Dataset entries:
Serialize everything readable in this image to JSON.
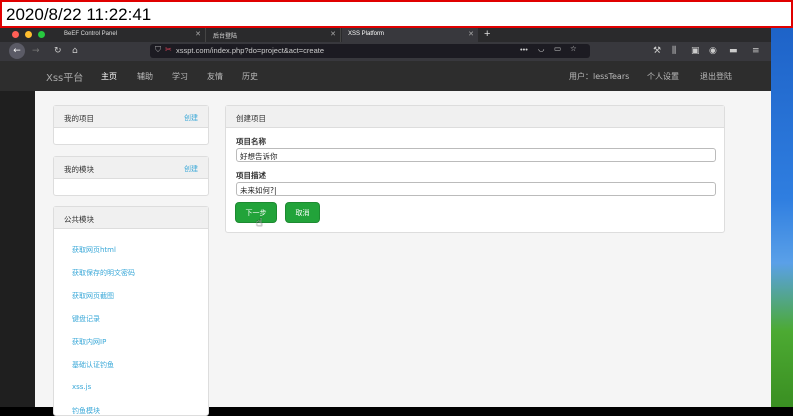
{
  "timestamp": "2020/8/22 11:22:41",
  "browser": {
    "tabs": [
      {
        "label": "BeEF Control Panel"
      },
      {
        "label": "后台登陆"
      },
      {
        "label": "XSS Platform"
      }
    ],
    "new_tab": "+",
    "url": "xsspt.com/index.php?do=project&act=create"
  },
  "site": {
    "logo": "Xss平台",
    "nav": [
      "主页",
      "辅助",
      "学习",
      "友情",
      "历史"
    ],
    "user_label": "用户：lessTears",
    "settings": "个人设置",
    "logout": "退出登陆"
  },
  "sidebar": {
    "my_projects": {
      "title": "我的项目",
      "action": "创建"
    },
    "my_modules": {
      "title": "我的模块",
      "action": "创建"
    },
    "public_modules": {
      "title": "公共模块",
      "items": [
        "获取网页html",
        "获取保存的明文密码",
        "获取网页截图",
        "键盘记录",
        "获取内网IP",
        "基础认证钓鱼",
        "xss.js",
        "钓鱼模块"
      ]
    }
  },
  "form": {
    "title": "创建项目",
    "name_label": "项目名称",
    "name_value": "好想告诉你",
    "desc_label": "项目描述",
    "desc_value": "未来如何?|",
    "next_button": "下一步",
    "cancel_button": "取消"
  },
  "colors": {
    "accent": "#22a33a",
    "link": "#3aa8d8",
    "stamp_border": "#e00000"
  }
}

## WHAT YOU NEED TO DO:
Set down all the entries exactly as they appear, but skip any pictures.

## EXERCISE RESPONSE:
Serialize everything readable in this image to JSON.
{
  "timestamp": "2020/8/22 11:22:41",
  "browser": {
    "tabs": [
      {
        "label": "BeEF Control Panel"
      },
      {
        "label": "后台登陆"
      },
      {
        "label": "XSS Platform"
      }
    ],
    "new_tab": "+",
    "url": "xsspt.com/index.php?do=project&act=create"
  },
  "site": {
    "logo": "Xss平台",
    "nav": [
      "主页",
      "辅助",
      "学习",
      "友情",
      "历史"
    ],
    "user_label": "用户：lessTears",
    "settings": "个人设置",
    "logout": "退出登陆"
  },
  "sidebar": {
    "my_projects": {
      "title": "我的项目",
      "action": "创建"
    },
    "my_modules": {
      "title": "我的模块",
      "action": "创建"
    },
    "public_modules": {
      "title": "公共模块",
      "items": [
        "获取网页html",
        "获取保存的明文密码",
        "获取网页截图",
        "键盘记录",
        "获取内网IP",
        "基础认证钓鱼",
        "xss.js",
        "钓鱼模块"
      ]
    }
  },
  "form": {
    "title": "创建项目",
    "name_label": "项目名称",
    "name_value": "好想告诉你",
    "desc_label": "项目描述",
    "desc_value": "未来如何?|",
    "next_button": "下一步",
    "cancel_button": "取消"
  },
  "colors": {
    "accent": "#22a33a",
    "link": "#3aa8d8",
    "stamp_border": "#e00000"
  }
}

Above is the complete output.